▸ **What you need to do**
What follows is a set of entries. Give them again exactly, without the pictures.

▸ **Dataset**
╭──

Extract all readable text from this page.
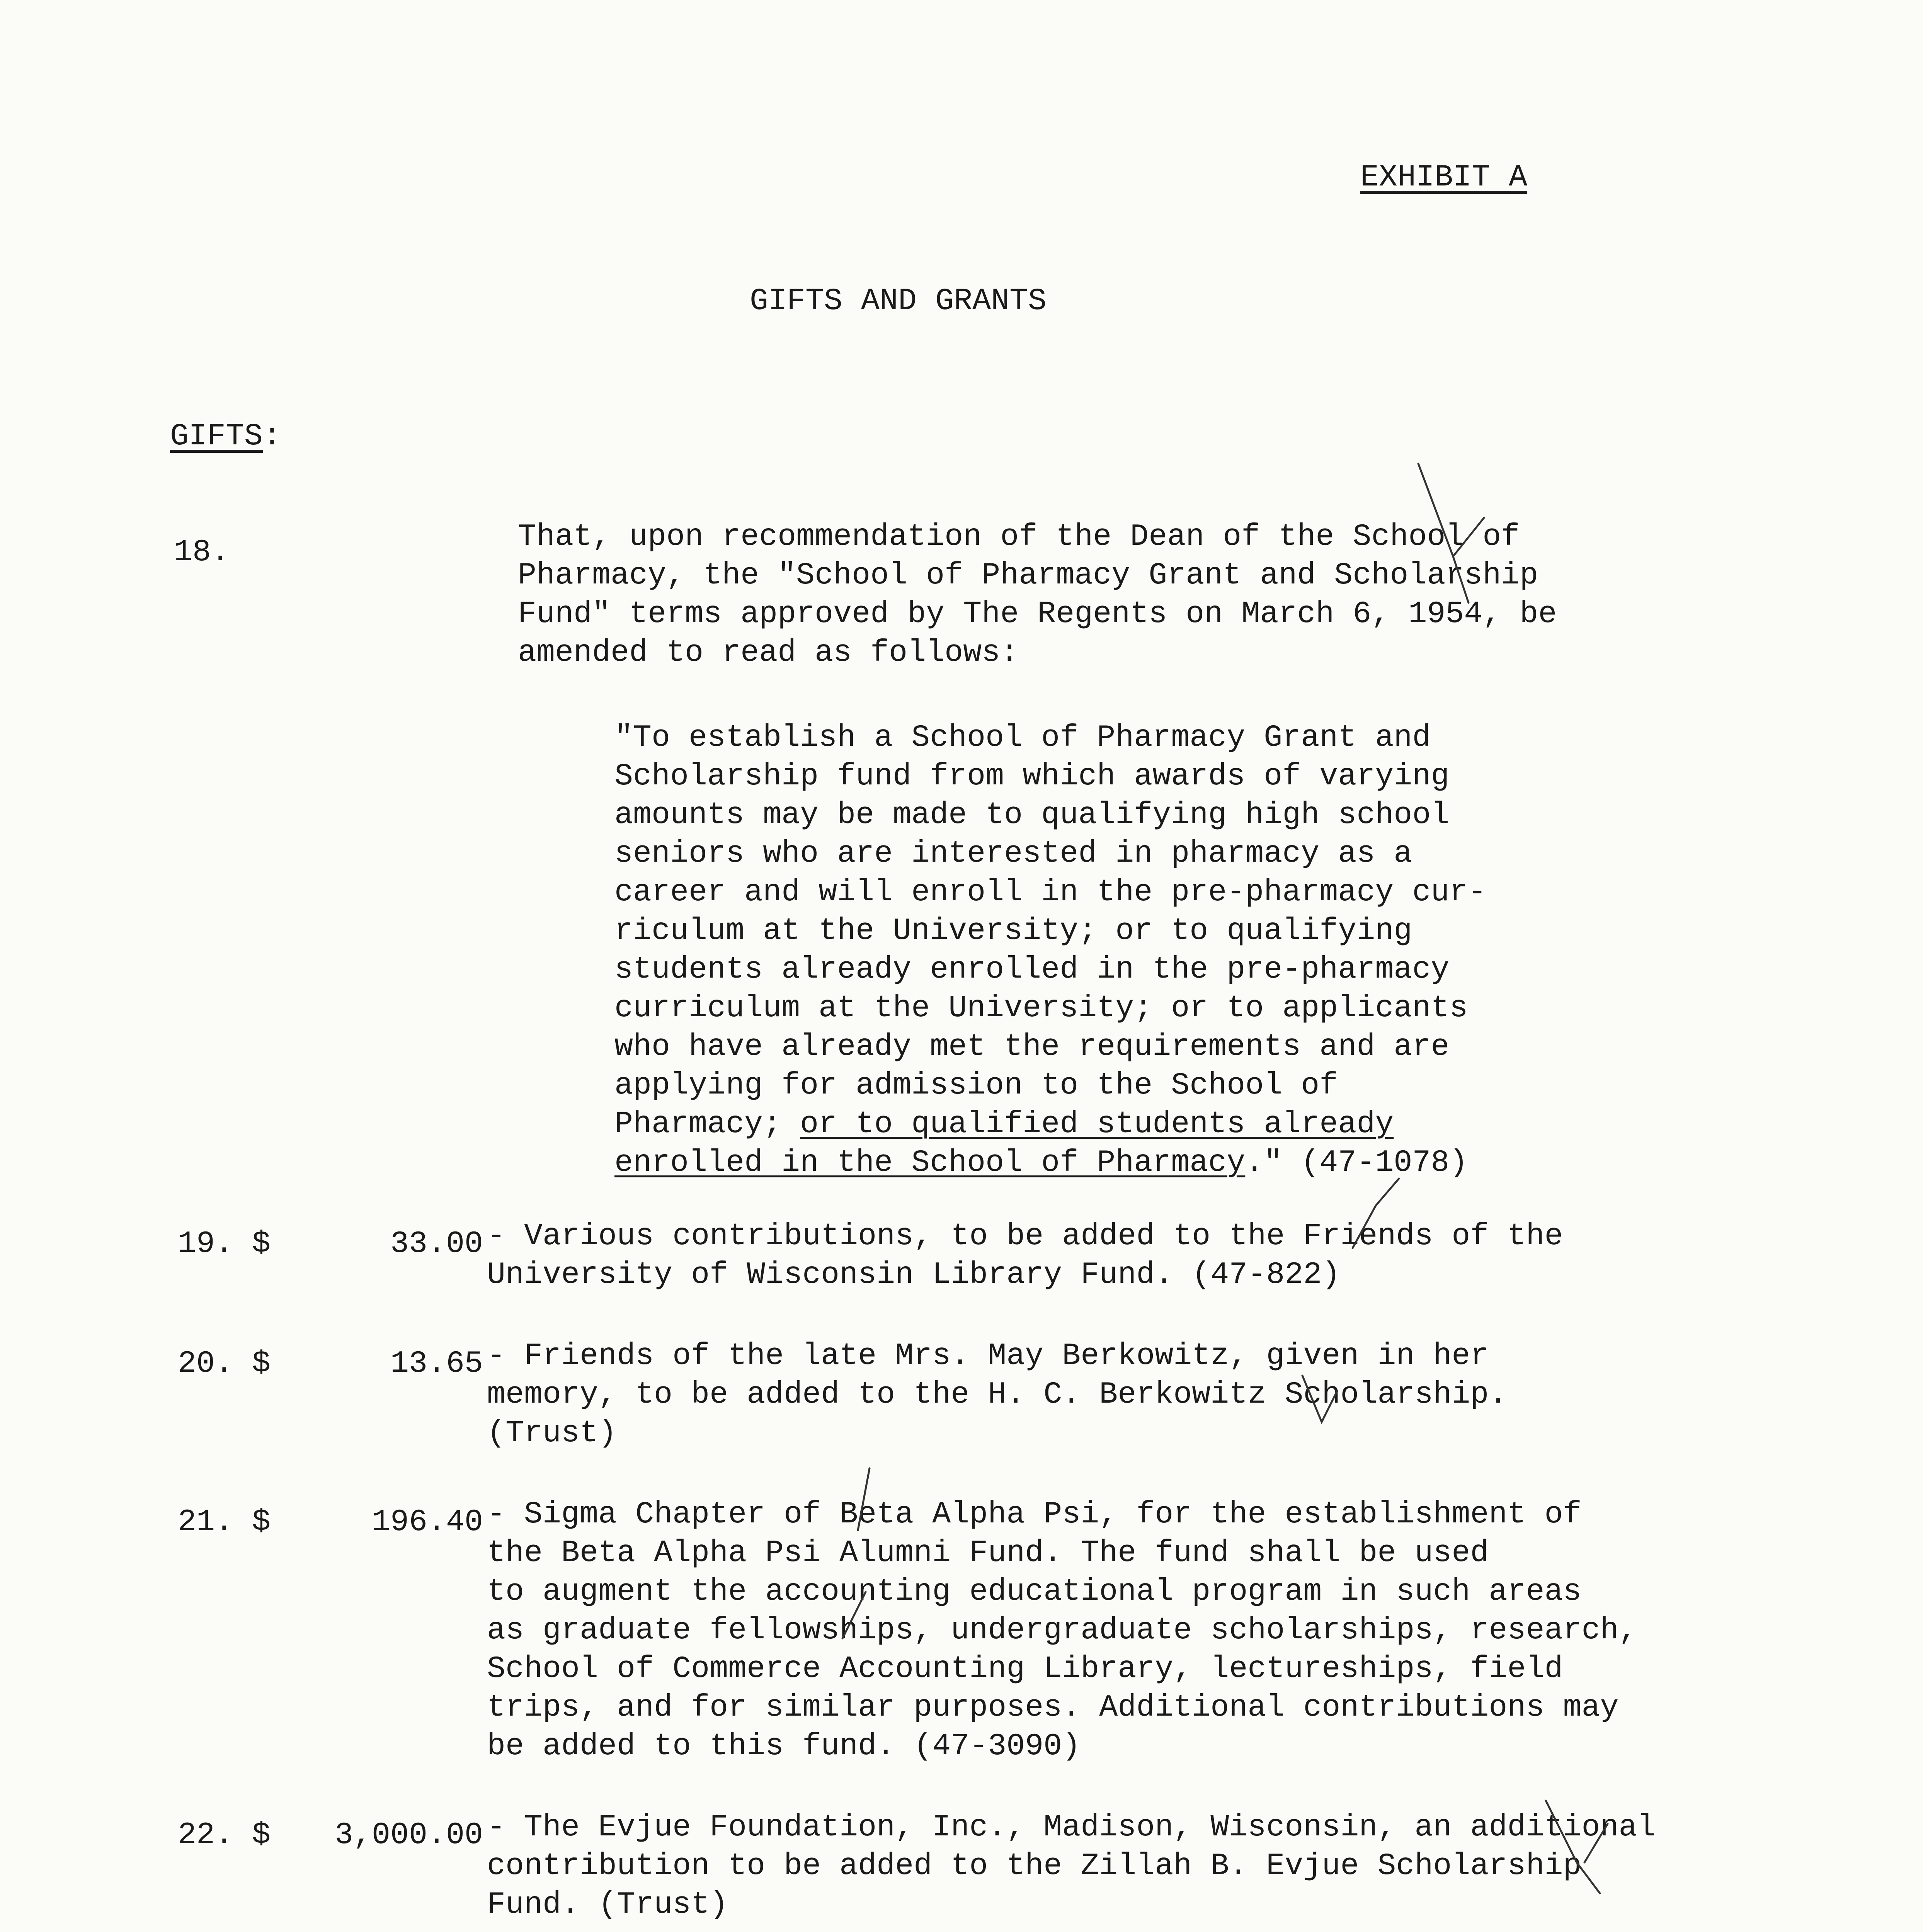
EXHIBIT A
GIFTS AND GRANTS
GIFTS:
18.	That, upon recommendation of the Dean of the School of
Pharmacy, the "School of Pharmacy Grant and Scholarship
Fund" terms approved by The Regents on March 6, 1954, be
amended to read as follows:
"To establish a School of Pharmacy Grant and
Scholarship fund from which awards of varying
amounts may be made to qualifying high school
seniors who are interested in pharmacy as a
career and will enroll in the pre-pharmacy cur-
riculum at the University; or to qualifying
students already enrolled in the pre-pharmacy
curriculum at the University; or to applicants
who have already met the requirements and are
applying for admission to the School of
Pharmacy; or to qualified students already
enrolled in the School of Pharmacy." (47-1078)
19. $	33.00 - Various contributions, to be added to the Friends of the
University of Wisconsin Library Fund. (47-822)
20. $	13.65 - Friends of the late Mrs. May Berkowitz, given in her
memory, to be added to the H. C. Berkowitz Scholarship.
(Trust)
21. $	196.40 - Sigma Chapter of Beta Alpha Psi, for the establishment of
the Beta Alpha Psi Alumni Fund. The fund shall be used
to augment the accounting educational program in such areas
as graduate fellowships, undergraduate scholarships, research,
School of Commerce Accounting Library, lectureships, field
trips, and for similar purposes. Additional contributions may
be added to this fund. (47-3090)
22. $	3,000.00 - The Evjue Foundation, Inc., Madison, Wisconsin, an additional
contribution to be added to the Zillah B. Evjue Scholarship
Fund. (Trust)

╰──

▸ **The solution**
Extract all readable text from this page.
EXHIBIT A
GIFTS AND GRANTS
GIFTS:
18.	That, upon recommendation of the Dean of the School of
Pharmacy, the "School of Pharmacy Grant and Scholarship
Fund" terms approved by The Regents on March 6, 1954, be
amended to read as follows:
"To establish a School of Pharmacy Grant and
Scholarship fund from which awards of varying
amounts may be made to qualifying high school
seniors who are interested in pharmacy as a
career and will enroll in the pre-pharmacy cur-
riculum at the University; or to qualifying
students already enrolled in the pre-pharmacy
curriculum at the University; or to applicants
who have already met the requirements and are
applying for admission to the School of
Pharmacy; or to qualified students already
enrolled in the School of Pharmacy." (47-1078)
19. $	33.00 - Various contributions, to be added to the Friends of the
University of Wisconsin Library Fund. (47-822)
20. $	13.65 - Friends of the late Mrs. May Berkowitz, given in her
memory, to be added to the H. C. Berkowitz Scholarship.
(Trust)
21. $	196.40 - Sigma Chapter of Beta Alpha Psi, for the establishment of
the Beta Alpha Psi Alumni Fund. The fund shall be used
to augment the accounting educational program in such areas
as graduate fellowships, undergraduate scholarships, research,
School of Commerce Accounting Library, lectureships, field
trips, and for similar purposes. Additional contributions may
be added to this fund. (47-3090)
22. $	3,000.00 - The Evjue Foundation, Inc., Madison, Wisconsin, an additional
contribution to be added to the Zillah B. Evjue Scholarship
Fund. (Trust)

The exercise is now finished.